Scan the data below and pick out the lines containing the word "nDAMAR".

====== Source material ======

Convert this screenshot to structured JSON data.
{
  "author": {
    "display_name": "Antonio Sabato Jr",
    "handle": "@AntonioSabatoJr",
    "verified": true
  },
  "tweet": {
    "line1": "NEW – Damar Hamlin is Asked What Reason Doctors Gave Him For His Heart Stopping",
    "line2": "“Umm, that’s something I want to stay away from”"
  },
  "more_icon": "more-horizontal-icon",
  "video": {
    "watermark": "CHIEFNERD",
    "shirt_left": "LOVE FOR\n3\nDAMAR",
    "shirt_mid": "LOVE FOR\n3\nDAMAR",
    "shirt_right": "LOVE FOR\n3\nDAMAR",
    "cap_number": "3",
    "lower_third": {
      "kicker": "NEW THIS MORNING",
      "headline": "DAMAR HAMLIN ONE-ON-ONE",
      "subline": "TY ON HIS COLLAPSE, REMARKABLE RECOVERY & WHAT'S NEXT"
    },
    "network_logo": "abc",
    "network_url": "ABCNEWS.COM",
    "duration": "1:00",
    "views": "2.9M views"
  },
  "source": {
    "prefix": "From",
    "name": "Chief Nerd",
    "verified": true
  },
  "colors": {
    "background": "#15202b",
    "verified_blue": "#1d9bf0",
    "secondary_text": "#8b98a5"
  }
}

======
====== Source material ======

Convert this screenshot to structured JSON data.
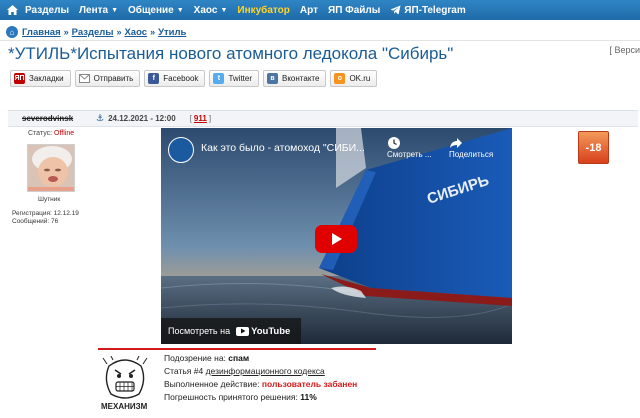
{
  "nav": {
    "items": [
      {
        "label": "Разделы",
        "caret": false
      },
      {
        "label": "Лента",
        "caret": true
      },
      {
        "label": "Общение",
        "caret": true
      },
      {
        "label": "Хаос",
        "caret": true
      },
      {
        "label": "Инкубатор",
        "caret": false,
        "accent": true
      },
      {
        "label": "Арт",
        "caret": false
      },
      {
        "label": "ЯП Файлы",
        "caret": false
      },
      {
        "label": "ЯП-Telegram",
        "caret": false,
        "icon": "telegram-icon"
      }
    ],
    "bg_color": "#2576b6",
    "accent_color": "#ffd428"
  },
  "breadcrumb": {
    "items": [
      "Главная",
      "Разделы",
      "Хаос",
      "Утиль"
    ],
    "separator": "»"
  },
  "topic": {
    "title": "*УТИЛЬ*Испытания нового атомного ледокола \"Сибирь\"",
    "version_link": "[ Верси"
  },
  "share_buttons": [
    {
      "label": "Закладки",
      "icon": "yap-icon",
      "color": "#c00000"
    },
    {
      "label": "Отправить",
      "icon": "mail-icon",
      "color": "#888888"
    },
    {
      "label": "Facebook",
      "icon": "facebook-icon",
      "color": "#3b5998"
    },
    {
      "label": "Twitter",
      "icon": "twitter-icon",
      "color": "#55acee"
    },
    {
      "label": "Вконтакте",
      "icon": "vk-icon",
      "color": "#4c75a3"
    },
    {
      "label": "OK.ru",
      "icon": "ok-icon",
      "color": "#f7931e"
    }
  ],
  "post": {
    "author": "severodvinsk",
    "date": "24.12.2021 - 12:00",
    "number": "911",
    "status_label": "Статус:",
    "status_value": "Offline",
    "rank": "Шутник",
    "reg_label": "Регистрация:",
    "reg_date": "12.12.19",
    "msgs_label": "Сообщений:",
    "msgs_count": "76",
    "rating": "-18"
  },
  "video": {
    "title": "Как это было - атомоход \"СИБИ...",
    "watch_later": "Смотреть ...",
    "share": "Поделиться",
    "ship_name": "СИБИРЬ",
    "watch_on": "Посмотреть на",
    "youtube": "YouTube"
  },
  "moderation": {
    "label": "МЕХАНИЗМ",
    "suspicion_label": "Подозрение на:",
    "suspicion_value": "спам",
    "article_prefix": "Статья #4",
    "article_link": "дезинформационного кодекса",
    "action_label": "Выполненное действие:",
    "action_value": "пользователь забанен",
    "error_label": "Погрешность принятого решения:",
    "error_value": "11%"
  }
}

======

_Written solution_
    "shirt_left": "LOVE FOR\n3\nDAMAR",
    "shirt_mid": "LOVE FOR\n3\nDAMAR",
    "shirt_right": "LOVE FOR\n3\nDAMAR",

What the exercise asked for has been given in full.